# [PROBLEM REQUIREMENTS]
Go through the entries and count the lines with the string "What" in them. Give only that number.

# [RECORDS SHOWN]
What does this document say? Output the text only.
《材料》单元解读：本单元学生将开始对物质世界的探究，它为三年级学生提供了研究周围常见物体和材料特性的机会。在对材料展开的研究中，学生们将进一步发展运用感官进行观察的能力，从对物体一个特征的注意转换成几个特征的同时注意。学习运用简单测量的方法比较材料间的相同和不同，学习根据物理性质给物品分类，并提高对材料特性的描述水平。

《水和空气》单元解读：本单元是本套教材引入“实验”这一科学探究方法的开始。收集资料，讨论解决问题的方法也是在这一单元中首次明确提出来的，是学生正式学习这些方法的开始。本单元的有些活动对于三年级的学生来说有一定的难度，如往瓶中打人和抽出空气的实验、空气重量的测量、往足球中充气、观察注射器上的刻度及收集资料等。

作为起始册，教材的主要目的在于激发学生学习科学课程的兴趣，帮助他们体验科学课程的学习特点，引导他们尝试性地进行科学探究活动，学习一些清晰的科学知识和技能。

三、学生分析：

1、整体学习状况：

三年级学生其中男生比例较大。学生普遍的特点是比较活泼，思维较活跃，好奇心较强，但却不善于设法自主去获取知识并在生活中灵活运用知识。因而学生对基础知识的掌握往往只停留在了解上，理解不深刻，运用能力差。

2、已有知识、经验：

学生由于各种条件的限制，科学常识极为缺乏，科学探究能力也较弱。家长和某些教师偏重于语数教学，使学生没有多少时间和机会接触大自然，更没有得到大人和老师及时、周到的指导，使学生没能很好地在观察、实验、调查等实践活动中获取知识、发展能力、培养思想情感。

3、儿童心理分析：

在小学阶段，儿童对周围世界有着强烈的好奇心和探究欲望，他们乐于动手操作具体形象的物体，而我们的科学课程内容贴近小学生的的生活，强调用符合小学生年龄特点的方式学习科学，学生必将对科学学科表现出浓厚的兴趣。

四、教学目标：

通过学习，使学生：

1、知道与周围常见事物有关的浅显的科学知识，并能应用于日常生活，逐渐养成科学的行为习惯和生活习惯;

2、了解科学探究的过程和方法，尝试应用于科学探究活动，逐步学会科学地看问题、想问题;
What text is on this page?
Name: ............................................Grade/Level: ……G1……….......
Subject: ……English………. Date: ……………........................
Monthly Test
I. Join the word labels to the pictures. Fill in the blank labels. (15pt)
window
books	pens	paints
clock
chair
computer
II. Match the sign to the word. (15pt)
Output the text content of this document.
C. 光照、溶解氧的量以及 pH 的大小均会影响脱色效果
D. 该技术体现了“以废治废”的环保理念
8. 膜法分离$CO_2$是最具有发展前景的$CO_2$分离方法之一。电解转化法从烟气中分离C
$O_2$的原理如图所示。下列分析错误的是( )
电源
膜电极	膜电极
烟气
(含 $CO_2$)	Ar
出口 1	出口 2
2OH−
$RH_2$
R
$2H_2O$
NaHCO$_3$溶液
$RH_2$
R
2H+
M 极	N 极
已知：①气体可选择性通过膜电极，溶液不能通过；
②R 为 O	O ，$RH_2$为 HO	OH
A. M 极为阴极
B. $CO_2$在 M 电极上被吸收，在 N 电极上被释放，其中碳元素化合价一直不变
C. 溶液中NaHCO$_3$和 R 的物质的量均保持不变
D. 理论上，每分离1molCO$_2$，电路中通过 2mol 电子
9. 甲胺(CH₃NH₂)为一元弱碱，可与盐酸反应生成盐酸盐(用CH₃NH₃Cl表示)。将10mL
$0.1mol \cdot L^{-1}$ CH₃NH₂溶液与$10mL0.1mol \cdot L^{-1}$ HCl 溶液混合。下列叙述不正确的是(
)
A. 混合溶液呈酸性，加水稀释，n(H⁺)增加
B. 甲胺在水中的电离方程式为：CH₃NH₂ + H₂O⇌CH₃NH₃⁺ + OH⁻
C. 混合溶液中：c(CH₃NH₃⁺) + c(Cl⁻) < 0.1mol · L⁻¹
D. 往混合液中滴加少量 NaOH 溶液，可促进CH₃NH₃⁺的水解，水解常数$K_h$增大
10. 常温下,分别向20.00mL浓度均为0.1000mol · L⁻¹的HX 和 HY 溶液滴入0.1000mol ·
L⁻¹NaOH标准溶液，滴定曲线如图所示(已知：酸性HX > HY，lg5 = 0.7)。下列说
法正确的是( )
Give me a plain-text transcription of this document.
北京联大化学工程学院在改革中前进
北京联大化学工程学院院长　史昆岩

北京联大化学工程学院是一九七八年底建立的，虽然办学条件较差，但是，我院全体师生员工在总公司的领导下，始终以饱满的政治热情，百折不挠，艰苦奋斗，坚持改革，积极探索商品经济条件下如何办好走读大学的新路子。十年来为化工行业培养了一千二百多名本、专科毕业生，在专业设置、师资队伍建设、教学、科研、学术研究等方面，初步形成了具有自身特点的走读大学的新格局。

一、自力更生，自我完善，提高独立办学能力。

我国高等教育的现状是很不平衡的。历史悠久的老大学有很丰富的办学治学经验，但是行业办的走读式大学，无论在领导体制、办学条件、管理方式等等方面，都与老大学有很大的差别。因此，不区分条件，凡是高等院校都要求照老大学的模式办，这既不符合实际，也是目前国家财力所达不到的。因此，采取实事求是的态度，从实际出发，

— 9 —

# [CORRECT RESPONSE]
2